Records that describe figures
■ ■ ■ ■ ■ ■ ■

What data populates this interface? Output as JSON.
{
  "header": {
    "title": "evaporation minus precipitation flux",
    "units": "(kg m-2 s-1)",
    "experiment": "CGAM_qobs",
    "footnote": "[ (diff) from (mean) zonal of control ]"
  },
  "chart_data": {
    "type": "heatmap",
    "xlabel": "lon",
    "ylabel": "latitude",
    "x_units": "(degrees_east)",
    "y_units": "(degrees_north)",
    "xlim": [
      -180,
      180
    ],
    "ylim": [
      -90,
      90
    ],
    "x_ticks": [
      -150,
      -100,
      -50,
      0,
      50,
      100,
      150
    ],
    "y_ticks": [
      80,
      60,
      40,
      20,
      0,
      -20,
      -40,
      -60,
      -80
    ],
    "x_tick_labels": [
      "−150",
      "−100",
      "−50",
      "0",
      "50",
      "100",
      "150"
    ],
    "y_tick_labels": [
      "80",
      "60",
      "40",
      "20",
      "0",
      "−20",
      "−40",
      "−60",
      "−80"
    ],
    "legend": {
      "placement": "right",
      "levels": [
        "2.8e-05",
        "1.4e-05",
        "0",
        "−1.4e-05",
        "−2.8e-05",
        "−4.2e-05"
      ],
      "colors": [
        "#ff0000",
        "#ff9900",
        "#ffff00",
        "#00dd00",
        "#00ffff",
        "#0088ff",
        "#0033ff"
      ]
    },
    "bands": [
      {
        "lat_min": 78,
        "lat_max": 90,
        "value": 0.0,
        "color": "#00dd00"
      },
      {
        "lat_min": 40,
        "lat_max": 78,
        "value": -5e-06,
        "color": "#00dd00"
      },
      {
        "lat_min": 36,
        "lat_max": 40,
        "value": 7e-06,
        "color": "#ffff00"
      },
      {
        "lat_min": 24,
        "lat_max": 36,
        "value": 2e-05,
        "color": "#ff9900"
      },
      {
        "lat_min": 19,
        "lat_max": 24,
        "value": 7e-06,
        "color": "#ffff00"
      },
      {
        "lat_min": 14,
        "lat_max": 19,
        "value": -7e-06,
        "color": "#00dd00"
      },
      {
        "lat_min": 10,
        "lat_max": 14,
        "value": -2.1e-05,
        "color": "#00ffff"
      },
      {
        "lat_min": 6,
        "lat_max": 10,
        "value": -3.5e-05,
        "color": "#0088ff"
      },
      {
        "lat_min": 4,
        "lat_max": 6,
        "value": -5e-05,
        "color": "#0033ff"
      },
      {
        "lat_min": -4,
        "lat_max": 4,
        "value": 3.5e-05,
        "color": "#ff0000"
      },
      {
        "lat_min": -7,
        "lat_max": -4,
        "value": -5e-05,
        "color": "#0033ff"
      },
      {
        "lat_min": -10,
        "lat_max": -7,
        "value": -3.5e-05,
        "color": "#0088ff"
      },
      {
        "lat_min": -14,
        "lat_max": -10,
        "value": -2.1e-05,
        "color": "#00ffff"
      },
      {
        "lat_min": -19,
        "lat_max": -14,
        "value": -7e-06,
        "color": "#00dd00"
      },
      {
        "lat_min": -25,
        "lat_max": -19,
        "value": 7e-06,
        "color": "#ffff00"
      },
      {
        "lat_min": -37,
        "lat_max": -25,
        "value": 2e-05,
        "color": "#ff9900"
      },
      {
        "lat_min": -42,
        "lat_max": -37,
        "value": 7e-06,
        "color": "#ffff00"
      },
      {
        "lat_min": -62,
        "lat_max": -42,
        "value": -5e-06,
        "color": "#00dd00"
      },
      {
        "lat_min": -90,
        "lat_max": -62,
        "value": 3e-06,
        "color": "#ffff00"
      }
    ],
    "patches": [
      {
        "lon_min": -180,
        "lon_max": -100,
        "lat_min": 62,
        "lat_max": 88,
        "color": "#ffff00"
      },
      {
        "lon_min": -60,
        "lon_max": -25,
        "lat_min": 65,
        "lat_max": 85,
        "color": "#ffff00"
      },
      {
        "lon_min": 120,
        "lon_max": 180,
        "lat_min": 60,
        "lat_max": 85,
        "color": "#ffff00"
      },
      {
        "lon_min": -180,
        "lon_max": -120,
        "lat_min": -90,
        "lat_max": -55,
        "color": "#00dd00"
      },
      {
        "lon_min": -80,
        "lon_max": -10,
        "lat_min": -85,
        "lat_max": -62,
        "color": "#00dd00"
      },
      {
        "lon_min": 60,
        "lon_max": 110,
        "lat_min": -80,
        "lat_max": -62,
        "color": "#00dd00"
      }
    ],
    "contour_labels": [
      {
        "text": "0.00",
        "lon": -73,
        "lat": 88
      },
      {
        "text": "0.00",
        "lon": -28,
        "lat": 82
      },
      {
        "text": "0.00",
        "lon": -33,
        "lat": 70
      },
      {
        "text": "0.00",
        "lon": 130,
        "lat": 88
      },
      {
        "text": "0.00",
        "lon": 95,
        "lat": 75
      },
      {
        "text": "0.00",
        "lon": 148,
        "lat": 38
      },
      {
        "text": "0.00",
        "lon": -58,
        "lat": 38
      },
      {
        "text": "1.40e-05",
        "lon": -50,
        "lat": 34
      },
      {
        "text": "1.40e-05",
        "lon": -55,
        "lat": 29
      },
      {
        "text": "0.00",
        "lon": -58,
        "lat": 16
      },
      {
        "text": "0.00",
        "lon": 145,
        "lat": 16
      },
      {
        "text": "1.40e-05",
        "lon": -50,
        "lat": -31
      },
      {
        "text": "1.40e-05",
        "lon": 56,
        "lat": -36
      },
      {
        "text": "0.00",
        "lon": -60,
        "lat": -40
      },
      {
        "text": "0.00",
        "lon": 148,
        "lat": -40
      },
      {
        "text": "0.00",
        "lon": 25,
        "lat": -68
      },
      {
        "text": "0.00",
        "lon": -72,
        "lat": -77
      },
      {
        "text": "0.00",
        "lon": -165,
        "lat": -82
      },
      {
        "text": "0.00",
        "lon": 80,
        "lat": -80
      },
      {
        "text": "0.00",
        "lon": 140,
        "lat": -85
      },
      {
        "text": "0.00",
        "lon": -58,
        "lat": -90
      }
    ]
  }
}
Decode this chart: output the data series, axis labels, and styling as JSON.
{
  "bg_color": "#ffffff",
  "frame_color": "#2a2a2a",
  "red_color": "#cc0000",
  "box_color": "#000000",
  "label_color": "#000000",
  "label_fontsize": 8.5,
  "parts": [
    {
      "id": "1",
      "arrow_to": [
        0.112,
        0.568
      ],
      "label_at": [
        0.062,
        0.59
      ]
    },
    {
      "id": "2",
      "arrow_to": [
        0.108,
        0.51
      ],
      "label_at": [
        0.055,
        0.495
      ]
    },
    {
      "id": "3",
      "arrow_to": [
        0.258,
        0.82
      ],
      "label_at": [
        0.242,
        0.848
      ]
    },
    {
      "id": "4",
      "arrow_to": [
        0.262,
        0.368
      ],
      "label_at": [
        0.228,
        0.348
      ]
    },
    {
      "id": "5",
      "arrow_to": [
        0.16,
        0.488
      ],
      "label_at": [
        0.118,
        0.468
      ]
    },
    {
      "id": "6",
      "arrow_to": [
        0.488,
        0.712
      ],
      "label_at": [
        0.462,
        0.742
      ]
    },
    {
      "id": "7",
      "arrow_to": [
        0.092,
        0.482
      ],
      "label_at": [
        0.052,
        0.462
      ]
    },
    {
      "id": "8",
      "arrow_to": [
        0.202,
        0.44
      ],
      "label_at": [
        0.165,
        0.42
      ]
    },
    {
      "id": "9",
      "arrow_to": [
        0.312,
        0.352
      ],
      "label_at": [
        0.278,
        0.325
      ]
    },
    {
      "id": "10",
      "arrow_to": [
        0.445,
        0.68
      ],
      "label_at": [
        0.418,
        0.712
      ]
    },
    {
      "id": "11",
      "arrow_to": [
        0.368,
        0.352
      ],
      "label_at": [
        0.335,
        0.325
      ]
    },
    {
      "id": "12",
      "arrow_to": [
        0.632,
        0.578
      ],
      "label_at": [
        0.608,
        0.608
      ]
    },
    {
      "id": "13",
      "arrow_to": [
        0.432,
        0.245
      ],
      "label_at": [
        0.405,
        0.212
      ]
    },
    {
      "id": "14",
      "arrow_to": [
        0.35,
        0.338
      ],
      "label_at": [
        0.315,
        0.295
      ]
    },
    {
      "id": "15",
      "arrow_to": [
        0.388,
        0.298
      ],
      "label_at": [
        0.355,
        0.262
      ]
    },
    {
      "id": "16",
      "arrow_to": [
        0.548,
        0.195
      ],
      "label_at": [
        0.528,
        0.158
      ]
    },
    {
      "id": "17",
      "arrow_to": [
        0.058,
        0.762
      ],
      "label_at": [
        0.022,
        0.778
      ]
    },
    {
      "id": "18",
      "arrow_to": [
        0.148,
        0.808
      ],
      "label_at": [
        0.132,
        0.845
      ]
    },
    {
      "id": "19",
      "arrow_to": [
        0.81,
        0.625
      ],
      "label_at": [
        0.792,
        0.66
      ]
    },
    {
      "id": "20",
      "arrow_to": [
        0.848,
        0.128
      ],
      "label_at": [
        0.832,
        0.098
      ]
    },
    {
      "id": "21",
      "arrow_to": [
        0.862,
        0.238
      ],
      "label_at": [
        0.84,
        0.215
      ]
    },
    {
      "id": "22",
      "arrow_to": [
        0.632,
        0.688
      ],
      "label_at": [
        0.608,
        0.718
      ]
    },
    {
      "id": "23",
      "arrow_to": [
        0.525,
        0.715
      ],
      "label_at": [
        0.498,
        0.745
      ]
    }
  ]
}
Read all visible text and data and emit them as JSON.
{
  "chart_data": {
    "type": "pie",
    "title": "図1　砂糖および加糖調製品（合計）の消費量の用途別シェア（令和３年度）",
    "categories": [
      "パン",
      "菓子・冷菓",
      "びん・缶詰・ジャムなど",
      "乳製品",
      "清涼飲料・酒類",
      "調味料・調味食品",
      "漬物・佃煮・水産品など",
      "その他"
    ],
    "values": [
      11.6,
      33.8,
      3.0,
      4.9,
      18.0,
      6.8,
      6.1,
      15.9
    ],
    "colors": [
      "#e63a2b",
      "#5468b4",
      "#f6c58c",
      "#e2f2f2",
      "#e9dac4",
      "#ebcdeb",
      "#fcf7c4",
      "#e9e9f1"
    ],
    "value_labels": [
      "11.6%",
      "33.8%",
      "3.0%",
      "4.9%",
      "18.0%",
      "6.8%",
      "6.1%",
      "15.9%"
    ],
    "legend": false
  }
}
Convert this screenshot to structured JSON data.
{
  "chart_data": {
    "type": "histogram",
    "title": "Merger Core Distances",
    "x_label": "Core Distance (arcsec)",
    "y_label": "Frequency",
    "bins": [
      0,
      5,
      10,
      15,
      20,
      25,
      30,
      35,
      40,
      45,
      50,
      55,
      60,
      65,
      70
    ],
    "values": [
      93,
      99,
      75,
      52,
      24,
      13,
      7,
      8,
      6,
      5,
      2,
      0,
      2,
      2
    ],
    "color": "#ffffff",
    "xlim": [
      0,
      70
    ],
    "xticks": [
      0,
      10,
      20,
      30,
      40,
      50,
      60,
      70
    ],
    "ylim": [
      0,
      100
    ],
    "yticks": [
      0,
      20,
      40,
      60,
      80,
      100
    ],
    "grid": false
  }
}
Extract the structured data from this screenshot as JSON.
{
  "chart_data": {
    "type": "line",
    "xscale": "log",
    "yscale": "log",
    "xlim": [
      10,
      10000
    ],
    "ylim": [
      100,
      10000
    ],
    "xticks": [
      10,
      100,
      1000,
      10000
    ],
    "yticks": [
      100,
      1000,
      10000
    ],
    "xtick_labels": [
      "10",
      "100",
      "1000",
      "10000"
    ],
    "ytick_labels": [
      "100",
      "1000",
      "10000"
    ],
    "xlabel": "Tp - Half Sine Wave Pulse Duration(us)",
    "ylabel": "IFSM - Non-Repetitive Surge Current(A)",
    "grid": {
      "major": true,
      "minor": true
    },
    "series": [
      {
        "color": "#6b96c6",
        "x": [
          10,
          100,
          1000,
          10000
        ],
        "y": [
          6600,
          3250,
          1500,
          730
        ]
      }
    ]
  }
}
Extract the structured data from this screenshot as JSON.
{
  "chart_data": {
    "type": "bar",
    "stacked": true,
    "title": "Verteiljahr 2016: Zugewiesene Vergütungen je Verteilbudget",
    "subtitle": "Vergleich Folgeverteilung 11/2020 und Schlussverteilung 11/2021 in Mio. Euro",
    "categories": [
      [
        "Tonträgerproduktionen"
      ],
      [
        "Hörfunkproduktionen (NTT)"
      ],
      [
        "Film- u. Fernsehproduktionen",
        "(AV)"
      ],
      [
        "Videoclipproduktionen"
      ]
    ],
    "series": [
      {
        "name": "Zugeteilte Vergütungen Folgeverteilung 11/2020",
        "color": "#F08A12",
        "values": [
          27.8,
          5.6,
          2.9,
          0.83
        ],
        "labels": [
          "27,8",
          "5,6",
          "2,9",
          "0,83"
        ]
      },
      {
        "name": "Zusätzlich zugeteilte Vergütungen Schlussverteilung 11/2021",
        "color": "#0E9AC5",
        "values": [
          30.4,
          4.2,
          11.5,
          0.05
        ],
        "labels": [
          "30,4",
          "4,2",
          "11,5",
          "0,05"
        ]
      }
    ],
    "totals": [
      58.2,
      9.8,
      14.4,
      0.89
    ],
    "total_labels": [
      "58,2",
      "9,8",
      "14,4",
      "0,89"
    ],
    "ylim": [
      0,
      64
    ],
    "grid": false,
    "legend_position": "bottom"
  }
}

■ ■ ■ ■ ■ ■ ■

**Given problem**
Read the data above. Pull out each line in which the string "Schlussverteilung" appears.

**The output**
    "subtitle": "Vergleich Folgeverteilung 11/2020 und Schlussverteilung 11/2021 in Mio. Euro",
        "name": "Zusätzlich zugeteilte Vergütungen Schlussverteilung 11/2021",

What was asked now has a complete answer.